Stored items
——————

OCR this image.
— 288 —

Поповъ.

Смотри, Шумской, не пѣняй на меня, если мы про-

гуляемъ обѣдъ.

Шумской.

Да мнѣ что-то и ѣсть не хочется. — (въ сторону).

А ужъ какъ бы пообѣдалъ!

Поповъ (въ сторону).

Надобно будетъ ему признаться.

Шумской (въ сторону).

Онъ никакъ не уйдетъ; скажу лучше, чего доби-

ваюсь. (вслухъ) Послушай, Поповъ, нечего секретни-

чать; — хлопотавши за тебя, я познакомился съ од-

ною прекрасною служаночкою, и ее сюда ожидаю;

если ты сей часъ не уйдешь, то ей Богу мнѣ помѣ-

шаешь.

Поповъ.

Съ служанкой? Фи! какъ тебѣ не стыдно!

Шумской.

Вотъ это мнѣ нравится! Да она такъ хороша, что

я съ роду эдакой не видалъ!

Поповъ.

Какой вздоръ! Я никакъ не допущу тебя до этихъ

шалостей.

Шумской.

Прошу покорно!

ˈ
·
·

——————

> **GIVEN TASK**:
Extract the full listing above without altering anything.

> **EXERCISE SOLUTION**:
OCR this image.
— 288 —

Поповъ.

Смотри, Шумской, не пѣняй на меня, если мы про-

гуляемъ обѣдъ.

Шумской.

Да мнѣ что-то и ѣсть не хочется. — (въ сторону).

А ужъ какъ бы пообѣдалъ!

Поповъ (въ сторону).

Надобно будетъ ему признаться.

Шумской (въ сторону).

Онъ никакъ не уйдетъ; скажу лучше, чего доби-

ваюсь. (вслухъ) Послушай, Поповъ, нечего секретни-

чать; — хлопотавши за тебя, я познакомился съ од-

ною прекрасною служаночкою, и ее сюда ожидаю;

если ты сей часъ не уйдешь, то ей Богу мнѣ помѣ-

шаешь.

Поповъ.

Съ служанкой? Фи! какъ тебѣ не стыдно!

Шумской.

Вотъ это мнѣ нравится! Да она такъ хороша, что

я съ роду эдакой не видалъ!

Поповъ.

Какой вздоръ! Я никакъ не допущу тебя до этихъ

шалостей.

Шумской.

Прошу покорно!

ˈ
·
·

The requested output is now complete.